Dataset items
_ _ _

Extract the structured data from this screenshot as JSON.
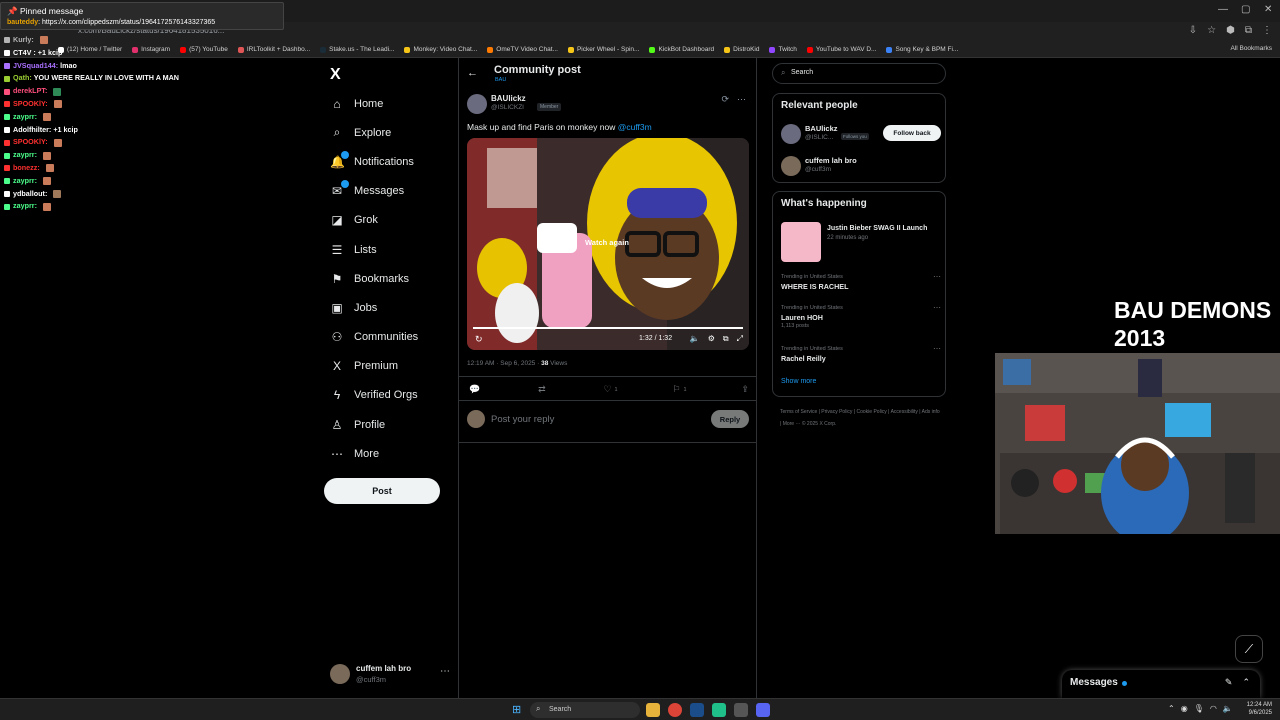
{
  "pinned": {
    "title": "Pinned message",
    "user": "bauteddy",
    "message": ": https://x.com/clippedszm/status/1964172576143327365"
  },
  "chat": [
    {
      "user": "Kurly:",
      "color": "#b4b4b4",
      "text": "",
      "emote": "#c97b5a"
    },
    {
      "user": "CT4V",
      "color": "#ffffff",
      "text": " : +1 kcip",
      "emote": ""
    },
    {
      "user": "JVSquad144:",
      "color": "#a970ff",
      "text": " lmao",
      "emote": ""
    },
    {
      "user": "Qath:",
      "color": "#9acd32",
      "text": " YOU WERE REALLY IN LOVE WITH A MAN",
      "emote": ""
    },
    {
      "user": "derekLPT:",
      "color": "#ff4f7d",
      "text": "",
      "emote": "#2e8b57"
    },
    {
      "user": "SPOOKlY:",
      "color": "#ff3030",
      "text": "",
      "emote": "#c97b5a"
    },
    {
      "user": "zayprr:",
      "color": "#4cff8c",
      "text": "",
      "emote": "#c97b5a"
    },
    {
      "user": "Adolfhilter:",
      "color": "#ffffff",
      "text": " +1 kcip",
      "emote": ""
    },
    {
      "user": "SPOOKlY:",
      "color": "#ff3030",
      "text": "",
      "emote": "#c97b5a"
    },
    {
      "user": "zayprr:",
      "color": "#4cff8c",
      "text": "",
      "emote": "#c97b5a"
    },
    {
      "user": "bonezz:",
      "color": "#ff3030",
      "text": "",
      "emote": "#c97b5a"
    },
    {
      "user": "zayprr:",
      "color": "#4cff8c",
      "text": "",
      "emote": "#c97b5a"
    },
    {
      "user": "ydballout:",
      "color": "#ffffff",
      "text": "",
      "emote": "#a0785a"
    },
    {
      "user": "zayprr:",
      "color": "#4cff8c",
      "text": "",
      "emote": "#c97b5a"
    }
  ],
  "browser": {
    "url": "x.com/BauLickz/status/1964181535016...",
    "bookmarks": [
      {
        "label": "(12) Home / Twitter",
        "color": "#ffffff"
      },
      {
        "label": "Instagram",
        "color": "#e1306c"
      },
      {
        "label": "(57) YouTube",
        "color": "#ff0000"
      },
      {
        "label": "IRLToolkit + Dashbo...",
        "color": "#e05555"
      },
      {
        "label": "Stake.us - The Leadi...",
        "color": "#1a2c38"
      },
      {
        "label": "Monkey: Video Chat...",
        "color": "#f5c518"
      },
      {
        "label": "OmeTV Video Chat...",
        "color": "#ff7a00"
      },
      {
        "label": "Picker Wheel - Spin...",
        "color": "#f5c518"
      },
      {
        "label": "KickBot Dashboard",
        "color": "#53fc18"
      },
      {
        "label": "DistroKid",
        "color": "#f5c518"
      },
      {
        "label": "Twitch",
        "color": "#9146ff"
      },
      {
        "label": "YouTube to WAV D...",
        "color": "#ff0000"
      },
      {
        "label": "Song Key & BPM Fi...",
        "color": "#3b82f6"
      }
    ],
    "all_bookmarks": "All Bookmarks"
  },
  "logo": "X",
  "nav": [
    {
      "icon": "⌂",
      "label": "Home",
      "name": "nav-home",
      "iconName": "home-icon"
    },
    {
      "icon": "⌕",
      "label": "Explore",
      "name": "nav-explore",
      "iconName": "explore-icon"
    },
    {
      "icon": "🔔",
      "label": "Notifications",
      "name": "nav-notifications",
      "iconName": "bell-icon"
    },
    {
      "icon": "✉",
      "label": "Messages",
      "name": "nav-messages",
      "iconName": "mail-icon"
    },
    {
      "icon": "◪",
      "label": "Grok",
      "name": "nav-grok",
      "iconName": "grok-icon"
    },
    {
      "icon": "☰",
      "label": "Lists",
      "name": "nav-lists",
      "iconName": "lists-icon"
    },
    {
      "icon": "⚑",
      "label": "Bookmarks",
      "name": "nav-bookmarks",
      "iconName": "bookmark-icon"
    },
    {
      "icon": "▣",
      "label": "Jobs",
      "name": "nav-jobs",
      "iconName": "briefcase-icon"
    },
    {
      "icon": "⚇",
      "label": "Communities",
      "name": "nav-communities",
      "iconName": "communities-icon"
    },
    {
      "icon": "X",
      "label": "Premium",
      "name": "nav-premium",
      "iconName": "x-icon"
    },
    {
      "icon": "ϟ",
      "label": "Verified Orgs",
      "name": "nav-verified-orgs",
      "iconName": "lightning-icon"
    },
    {
      "icon": "♙",
      "label": "Profile",
      "name": "nav-profile",
      "iconName": "person-icon"
    },
    {
      "icon": "⋯",
      "label": "More",
      "name": "nav-more",
      "iconName": "more-circle-icon"
    }
  ],
  "post_button": "Post",
  "account": {
    "name": "cuffem lah bro",
    "handle": "@cuff3m"
  },
  "main": {
    "title": "Community post",
    "subtitle": "BAU",
    "author": {
      "name": "BAUlickz",
      "handle": "@ISLICKZI",
      "badge": "Member"
    },
    "text": "Mask up and find Paris on monkey now ",
    "mention": "@cuff3m",
    "video": {
      "overlay": "Watch again",
      "time": "1:32 / 1:32",
      "progress": 1.0
    },
    "meta_time": "12:19 AM · Sep 6, 2025 · ",
    "views_count": "38",
    "views_label": " Views",
    "stats": {
      "replies": "",
      "reposts": "",
      "likes": "1",
      "bookmarks": "1"
    },
    "reply_placeholder": "Post your reply",
    "reply_button": "Reply"
  },
  "search": {
    "placeholder": "Search"
  },
  "relevant": {
    "title": "Relevant people",
    "people": [
      {
        "name": "BAUlickz",
        "handle": "@ISLIC...",
        "tag": "Follows you",
        "button": "Follow back"
      },
      {
        "name": "cuffem lah bro",
        "handle": "@cuff3m"
      }
    ]
  },
  "happening": {
    "title": "What's happening",
    "featured": {
      "title": "Justin Bieber SWAG II Launch",
      "time": "22 minutes ago"
    },
    "trends": [
      {
        "context": "Trending in United States",
        "name": "WHERE IS RACHEL",
        "posts": ""
      },
      {
        "context": "Trending in United States",
        "name": "Lauren HOH",
        "posts": "1,113 posts"
      },
      {
        "context": "Trending in United States",
        "name": "Rachel Reilly",
        "posts": ""
      }
    ],
    "show_more": "Show more"
  },
  "footer": "Terms of Service  |  Privacy Policy  |  Cookie Policy  |  Accessibility  |  Ads info  |  More ···  © 2025 X Corp.",
  "overlay_text_1": "BAU DEMONS",
  "overlay_text_2": "2013",
  "messages_drawer": {
    "title": "Messages"
  },
  "taskbar": {
    "search": "Search",
    "time": "12:24 AM",
    "date": "9/6/2025"
  }
}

_ _ _

(Exercise goal):
Pictures stay out; reproduce every line of the records exactly.

(Reply to the exercise):
Extract the structured data from this screenshot as JSON.
{
  "pinned": {
    "title": "Pinned message",
    "user": "bauteddy",
    "message": ": https://x.com/clippedszm/status/1964172576143327365"
  },
  "chat": [
    {
      "user": "Kurly:",
      "color": "#b4b4b4",
      "text": "",
      "emote": "#c97b5a"
    },
    {
      "user": "CT4V",
      "color": "#ffffff",
      "text": " : +1 kcip",
      "emote": ""
    },
    {
      "user": "JVSquad144:",
      "color": "#a970ff",
      "text": " lmao",
      "emote": ""
    },
    {
      "user": "Qath:",
      "color": "#9acd32",
      "text": " YOU WERE REALLY IN LOVE WITH A MAN",
      "emote": ""
    },
    {
      "user": "derekLPT:",
      "color": "#ff4f7d",
      "text": "",
      "emote": "#2e8b57"
    },
    {
      "user": "SPOOKlY:",
      "color": "#ff3030",
      "text": "",
      "emote": "#c97b5a"
    },
    {
      "user": "zayprr:",
      "color": "#4cff8c",
      "text": "",
      "emote": "#c97b5a"
    },
    {
      "user": "Adolfhilter:",
      "color": "#ffffff",
      "text": " +1 kcip",
      "emote": ""
    },
    {
      "user": "SPOOKlY:",
      "color": "#ff3030",
      "text": "",
      "emote": "#c97b5a"
    },
    {
      "user": "zayprr:",
      "color": "#4cff8c",
      "text": "",
      "emote": "#c97b5a"
    },
    {
      "user": "bonezz:",
      "color": "#ff3030",
      "text": "",
      "emote": "#c97b5a"
    },
    {
      "user": "zayprr:",
      "color": "#4cff8c",
      "text": "",
      "emote": "#c97b5a"
    },
    {
      "user": "ydballout:",
      "color": "#ffffff",
      "text": "",
      "emote": "#a0785a"
    },
    {
      "user": "zayprr:",
      "color": "#4cff8c",
      "text": "",
      "emote": "#c97b5a"
    }
  ],
  "browser": {
    "url": "x.com/BauLickz/status/1964181535016...",
    "bookmarks": [
      {
        "label": "(12) Home / Twitter",
        "color": "#ffffff"
      },
      {
        "label": "Instagram",
        "color": "#e1306c"
      },
      {
        "label": "(57) YouTube",
        "color": "#ff0000"
      },
      {
        "label": "IRLToolkit + Dashbo...",
        "color": "#e05555"
      },
      {
        "label": "Stake.us - The Leadi...",
        "color": "#1a2c38"
      },
      {
        "label": "Monkey: Video Chat...",
        "color": "#f5c518"
      },
      {
        "label": "OmeTV Video Chat...",
        "color": "#ff7a00"
      },
      {
        "label": "Picker Wheel - Spin...",
        "color": "#f5c518"
      },
      {
        "label": "KickBot Dashboard",
        "color": "#53fc18"
      },
      {
        "label": "DistroKid",
        "color": "#f5c518"
      },
      {
        "label": "Twitch",
        "color": "#9146ff"
      },
      {
        "label": "YouTube to WAV D...",
        "color": "#ff0000"
      },
      {
        "label": "Song Key & BPM Fi...",
        "color": "#3b82f6"
      }
    ],
    "all_bookmarks": "All Bookmarks"
  },
  "logo": "X",
  "nav": [
    {
      "icon": "⌂",
      "label": "Home",
      "name": "nav-home",
      "iconName": "home-icon"
    },
    {
      "icon": "⌕",
      "label": "Explore",
      "name": "nav-explore",
      "iconName": "explore-icon"
    },
    {
      "icon": "🔔",
      "label": "Notifications",
      "name": "nav-notifications",
      "iconName": "bell-icon"
    },
    {
      "icon": "✉",
      "label": "Messages",
      "name": "nav-messages",
      "iconName": "mail-icon"
    },
    {
      "icon": "◪",
      "label": "Grok",
      "name": "nav-grok",
      "iconName": "grok-icon"
    },
    {
      "icon": "☰",
      "label": "Lists",
      "name": "nav-lists",
      "iconName": "lists-icon"
    },
    {
      "icon": "⚑",
      "label": "Bookmarks",
      "name": "nav-bookmarks",
      "iconName": "bookmark-icon"
    },
    {
      "icon": "▣",
      "label": "Jobs",
      "name": "nav-jobs",
      "iconName": "briefcase-icon"
    },
    {
      "icon": "⚇",
      "label": "Communities",
      "name": "nav-communities",
      "iconName": "communities-icon"
    },
    {
      "icon": "X",
      "label": "Premium",
      "name": "nav-premium",
      "iconName": "x-icon"
    },
    {
      "icon": "ϟ",
      "label": "Verified Orgs",
      "name": "nav-verified-orgs",
      "iconName": "lightning-icon"
    },
    {
      "icon": "♙",
      "label": "Profile",
      "name": "nav-profile",
      "iconName": "person-icon"
    },
    {
      "icon": "⋯",
      "label": "More",
      "name": "nav-more",
      "iconName": "more-circle-icon"
    }
  ],
  "post_button": "Post",
  "account": {
    "name": "cuffem lah bro",
    "handle": "@cuff3m"
  },
  "main": {
    "title": "Community post",
    "subtitle": "BAU",
    "author": {
      "name": "BAUlickz",
      "handle": "@ISLICKZI",
      "badge": "Member"
    },
    "text": "Mask up and find Paris on monkey now ",
    "mention": "@cuff3m",
    "video": {
      "overlay": "Watch again",
      "time": "1:32 / 1:32",
      "progress": 1.0
    },
    "meta_time": "12:19 AM · Sep 6, 2025 · ",
    "views_count": "38",
    "views_label": " Views",
    "stats": {
      "replies": "",
      "reposts": "",
      "likes": "1",
      "bookmarks": "1"
    },
    "reply_placeholder": "Post your reply",
    "reply_button": "Reply"
  },
  "search": {
    "placeholder": "Search"
  },
  "relevant": {
    "title": "Relevant people",
    "people": [
      {
        "name": "BAUlickz",
        "handle": "@ISLIC...",
        "tag": "Follows you",
        "button": "Follow back"
      },
      {
        "name": "cuffem lah bro",
        "handle": "@cuff3m"
      }
    ]
  },
  "happening": {
    "title": "What's happening",
    "featured": {
      "title": "Justin Bieber SWAG II Launch",
      "time": "22 minutes ago"
    },
    "trends": [
      {
        "context": "Trending in United States",
        "name": "WHERE IS RACHEL",
        "posts": ""
      },
      {
        "context": "Trending in United States",
        "name": "Lauren HOH",
        "posts": "1,113 posts"
      },
      {
        "context": "Trending in United States",
        "name": "Rachel Reilly",
        "posts": ""
      }
    ],
    "show_more": "Show more"
  },
  "footer": "Terms of Service  |  Privacy Policy  |  Cookie Policy  |  Accessibility  |  Ads info  |  More ···  © 2025 X Corp.",
  "overlay_text_1": "BAU DEMONS",
  "overlay_text_2": "2013",
  "messages_drawer": {
    "title": "Messages"
  },
  "taskbar": {
    "search": "Search",
    "time": "12:24 AM",
    "date": "9/6/2025"
  }
}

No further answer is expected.